Case Name: Irvin E. Ellrod, Also Known as E. I. Ellrod, for use of Alvin Bernstein, Appellee, v. Merchants Fire Insurance Company of Denver, Colorado, Appellant
Court: Illinois Appellate Court
Jurisdiction: Illinois
Decision Date: 1942-10-29
Citations: 316 Ill. App. 208
Docket Number: Gen. No. 9,349
Parties: Irvin E. Ellrod, Also Known as E. I. Ellrod, for use of Alvin Bernstein, Appellee, v. Merchants Fire Insurance Company of Denver, Colorado, Appellant.
Judges: 
Reporter: Illinois Appellate Court Reports
Volume: 316
Pages: 208–211

Head Matter:
Irvin E. Ellrod, Also Known as E. I. Ellrod, for use of Alvin Bernstein, Appellee, v. Merchants Fire Insurance Company of Denver, Colorado, Appellant.
Gen. No. 9,349.
Heard in this court at the October term, 1942.
Opinion filed October 29, 1942.
Mann & Stifler, of Danville, and Asa S. Chapman, of Champaign, for appellant.
O. L. Browder and Green & Palmer, all of Urbana, for appellee.

Opinion:
Mr. Justice Hates
delivered the opinion of the court.
This is an appeal from a judgment rendered against the Merchants Fire Insurance Company of Denver, Colorado, as a garnishee, in favor of Irvin E. Ellrod for the use of Alvin Bernstein, in the sum of $697.51. Bernstein is the assignee of a judgment which the re ceiver of the Urbana Banking Company had obtained against Irvin E. Ellrod on which judgment an execution was issued and returned "no property found." Bernstein then filed a suit in garnishment in the name of Ellrod, nominal plaintiff, for his own use against the defendant insurance company in the circuit court of Champaign county.

Spatial layout data:
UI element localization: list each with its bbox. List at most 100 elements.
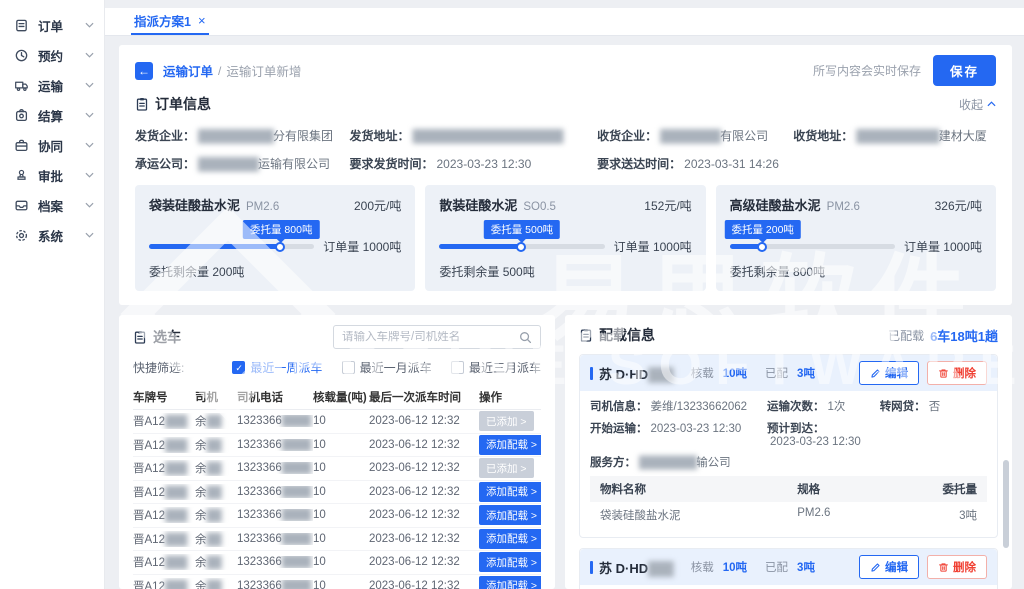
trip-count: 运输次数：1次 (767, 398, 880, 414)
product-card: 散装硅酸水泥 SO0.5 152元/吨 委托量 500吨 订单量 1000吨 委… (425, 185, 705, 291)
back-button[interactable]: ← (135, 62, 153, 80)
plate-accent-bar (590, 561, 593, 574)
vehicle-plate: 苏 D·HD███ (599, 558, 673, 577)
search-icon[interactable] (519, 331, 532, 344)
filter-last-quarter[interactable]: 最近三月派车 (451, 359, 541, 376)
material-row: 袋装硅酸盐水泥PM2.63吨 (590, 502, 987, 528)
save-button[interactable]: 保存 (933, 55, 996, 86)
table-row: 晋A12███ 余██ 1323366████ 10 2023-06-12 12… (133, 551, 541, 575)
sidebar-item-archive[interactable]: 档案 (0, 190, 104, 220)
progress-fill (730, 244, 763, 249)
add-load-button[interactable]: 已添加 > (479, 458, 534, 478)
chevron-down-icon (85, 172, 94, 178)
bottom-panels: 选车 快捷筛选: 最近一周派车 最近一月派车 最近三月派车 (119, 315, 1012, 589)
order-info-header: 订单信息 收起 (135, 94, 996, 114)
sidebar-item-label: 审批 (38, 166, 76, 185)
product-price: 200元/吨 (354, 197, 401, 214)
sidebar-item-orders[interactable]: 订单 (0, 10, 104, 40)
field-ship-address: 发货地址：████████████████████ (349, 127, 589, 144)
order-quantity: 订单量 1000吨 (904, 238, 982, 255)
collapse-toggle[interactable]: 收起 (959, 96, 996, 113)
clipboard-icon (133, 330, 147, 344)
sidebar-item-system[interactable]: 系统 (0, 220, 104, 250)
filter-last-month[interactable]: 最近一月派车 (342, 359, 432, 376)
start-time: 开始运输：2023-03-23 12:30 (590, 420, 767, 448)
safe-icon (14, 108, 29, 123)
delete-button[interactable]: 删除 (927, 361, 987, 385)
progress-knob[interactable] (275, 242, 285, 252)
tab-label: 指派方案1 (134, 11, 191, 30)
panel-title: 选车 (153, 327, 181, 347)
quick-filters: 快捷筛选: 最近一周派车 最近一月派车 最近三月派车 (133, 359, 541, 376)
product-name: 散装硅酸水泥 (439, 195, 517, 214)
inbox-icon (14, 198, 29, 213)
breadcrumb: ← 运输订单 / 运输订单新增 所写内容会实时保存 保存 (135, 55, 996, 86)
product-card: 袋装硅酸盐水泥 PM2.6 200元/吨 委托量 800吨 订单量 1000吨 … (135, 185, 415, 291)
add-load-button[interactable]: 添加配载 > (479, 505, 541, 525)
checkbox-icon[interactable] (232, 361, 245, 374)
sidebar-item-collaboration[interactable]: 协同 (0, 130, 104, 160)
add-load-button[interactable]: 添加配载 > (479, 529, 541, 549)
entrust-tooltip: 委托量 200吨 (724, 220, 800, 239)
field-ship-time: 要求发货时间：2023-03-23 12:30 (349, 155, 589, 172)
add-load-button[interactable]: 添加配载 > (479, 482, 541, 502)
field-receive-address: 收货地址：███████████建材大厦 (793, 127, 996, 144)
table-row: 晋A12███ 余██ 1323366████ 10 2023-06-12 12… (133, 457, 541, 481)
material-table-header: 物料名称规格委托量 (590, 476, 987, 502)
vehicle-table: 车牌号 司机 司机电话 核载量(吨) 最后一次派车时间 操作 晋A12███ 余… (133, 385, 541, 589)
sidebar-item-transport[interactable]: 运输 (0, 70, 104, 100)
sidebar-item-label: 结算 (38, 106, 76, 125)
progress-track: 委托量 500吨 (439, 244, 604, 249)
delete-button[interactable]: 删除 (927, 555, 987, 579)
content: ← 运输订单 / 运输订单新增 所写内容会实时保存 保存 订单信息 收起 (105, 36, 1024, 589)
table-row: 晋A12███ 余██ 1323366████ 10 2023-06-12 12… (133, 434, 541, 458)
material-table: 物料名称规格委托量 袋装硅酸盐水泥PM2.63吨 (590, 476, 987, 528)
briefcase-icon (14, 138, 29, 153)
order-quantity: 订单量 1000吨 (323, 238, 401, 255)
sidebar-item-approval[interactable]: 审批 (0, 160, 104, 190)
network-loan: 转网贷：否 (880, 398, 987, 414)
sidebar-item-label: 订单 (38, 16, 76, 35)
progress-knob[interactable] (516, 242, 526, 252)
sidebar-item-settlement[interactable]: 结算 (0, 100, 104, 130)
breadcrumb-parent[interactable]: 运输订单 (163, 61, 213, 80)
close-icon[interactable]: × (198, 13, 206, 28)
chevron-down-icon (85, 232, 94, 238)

__Problems and tasks__
• a. Answer these questions about the Ellrod insurance case:
(i) Which court decided the case?
(ii) What was the amount of the judgment rendered against the insurance company as garnishee?
(iii) In the circuit court of which county did Bernstein file the garnishment suit?
• b. Extend the court opinion in the Ellrod insurance case, beginning after its final sentence.

__In response__
• a.
(i) The Illinois Appellate Court.
(ii) $697.51.
(iii) Champaign county.

• b.
It appears from the record that on December 16, 1935 Irvin E. Ellrod was the owner of a tavern, and on that day mortgaged the furniture and fixtures located therein to his brother-in-law L. B. Walton to secure sixteen hundred dollars. Three years later to the day (December 16, 1938), the chattel mortgage became due and Ellrod and Walton met to consider the matter. At that time Ellrod had paid off five hundred dollars, leaving the balance due of eleven hundred dollars. Walton testified that he considered the chattel mortgage outlawed at the end of three years and gave it back to Ellrod and took what he called a conditional sales contract. There was nothing disclosed by the evidence that Walton ever foreclosed his chattel mortgage or took'possession of the chattels. The evidence, to the contrary, shows that during all this time Ellrod was in the actual possession of the furniture and fixtures. On October 22, 1940 Ellrod obtained a fire insurance policy from the defendant upon the chattels in question which policy contained the following provisions: I. "This entire policy shall be void if the. insured has concealed or misrepresented any material fact or circumstance concerning this insurance or the subject thereof; or in case of any fraud or false swearing by the insured, touching any matter relating to this insurance or the subject thereof, whether before or after a loss." 2. "This entire policy shall be void unless otherwise provided by agreement in writing added hereto, (a), if the interest of the insured be other than unconditional and sole ownership." 3. "Unless otherwise provided by agreement in writing added hereto, this company shall not be liable for loss or damage to any property insured hereunder while incumbered by a chattel mortgage." On March 25, 1941 a fire occurred at the tavern operated by Ellrod, and the property in question was destroyed. Ellrod and an adjuster for the insurance company agreed on the amount of the loss as being $697.51. Ellrod filed a proof of loss with the adjuster in that amount verified by his affidavit. The defendant claims it is not liable on the policy because Ellrod was not the sole and unconditional owner of the property insured, and that the property was subject to the chattel mortgage of Walton or to a lien created by the conditional sales contract which was taken in lieu of the chattel mortgage.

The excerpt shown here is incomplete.